__WHAT TO WORK ON__.
Please quote only the lines that start at the one with "Extract all readable text from this page." and go on to the last line of the data, both ends kept.
....
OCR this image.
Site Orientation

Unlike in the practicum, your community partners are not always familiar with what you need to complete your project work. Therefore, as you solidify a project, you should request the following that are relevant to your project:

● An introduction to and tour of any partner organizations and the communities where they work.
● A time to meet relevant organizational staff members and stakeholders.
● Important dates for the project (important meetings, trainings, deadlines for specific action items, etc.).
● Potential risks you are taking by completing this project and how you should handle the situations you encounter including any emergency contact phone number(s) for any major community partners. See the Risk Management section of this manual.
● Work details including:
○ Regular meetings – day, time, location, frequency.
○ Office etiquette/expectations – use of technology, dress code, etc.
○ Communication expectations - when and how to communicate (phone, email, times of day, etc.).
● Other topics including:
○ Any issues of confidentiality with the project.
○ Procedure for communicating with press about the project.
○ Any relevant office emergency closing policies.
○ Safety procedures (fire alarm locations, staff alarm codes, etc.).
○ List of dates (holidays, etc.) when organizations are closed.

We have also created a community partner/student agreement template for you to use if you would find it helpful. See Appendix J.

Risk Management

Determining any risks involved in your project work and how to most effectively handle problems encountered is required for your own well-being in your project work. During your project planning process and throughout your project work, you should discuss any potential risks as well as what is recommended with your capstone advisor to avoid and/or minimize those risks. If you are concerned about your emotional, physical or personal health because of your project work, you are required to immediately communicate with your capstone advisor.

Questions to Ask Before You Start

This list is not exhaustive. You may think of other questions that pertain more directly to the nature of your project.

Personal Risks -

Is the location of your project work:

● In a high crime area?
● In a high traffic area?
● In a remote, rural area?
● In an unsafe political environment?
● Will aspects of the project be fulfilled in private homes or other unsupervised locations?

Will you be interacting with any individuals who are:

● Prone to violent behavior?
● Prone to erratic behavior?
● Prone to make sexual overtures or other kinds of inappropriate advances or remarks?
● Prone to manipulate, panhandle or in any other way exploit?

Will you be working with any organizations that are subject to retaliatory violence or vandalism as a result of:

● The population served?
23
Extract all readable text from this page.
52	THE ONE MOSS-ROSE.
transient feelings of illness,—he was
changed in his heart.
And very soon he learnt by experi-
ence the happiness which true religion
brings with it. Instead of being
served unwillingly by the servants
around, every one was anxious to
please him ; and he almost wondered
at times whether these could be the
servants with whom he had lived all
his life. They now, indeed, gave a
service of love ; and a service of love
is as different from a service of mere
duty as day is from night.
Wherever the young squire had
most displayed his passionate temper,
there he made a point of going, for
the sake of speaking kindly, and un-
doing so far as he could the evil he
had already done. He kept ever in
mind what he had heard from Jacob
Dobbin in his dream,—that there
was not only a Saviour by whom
....
__SOLUTION__.
Extract all readable text from this page.
52	THE ONE MOSS-ROSE.
transient feelings of illness,—he was
changed in his heart.
And very soon he learnt by experi-
ence the happiness which true religion
brings with it. Instead of being
served unwillingly by the servants
around, every one was anxious to
please him ; and he almost wondered
at times whether these could be the
servants with whom he had lived all
his life. They now, indeed, gave a
service of love ; and a service of love
is as different from a service of mere
duty as day is from night.
Wherever the young squire had
most displayed his passionate temper,
there he made a point of going, for
the sake of speaking kindly, and un-
doing so far as he could the evil he
had already done. He kept ever in
mind what he had heard from Jacob
Dobbin in his dream,—that there
was not only a Saviour by whom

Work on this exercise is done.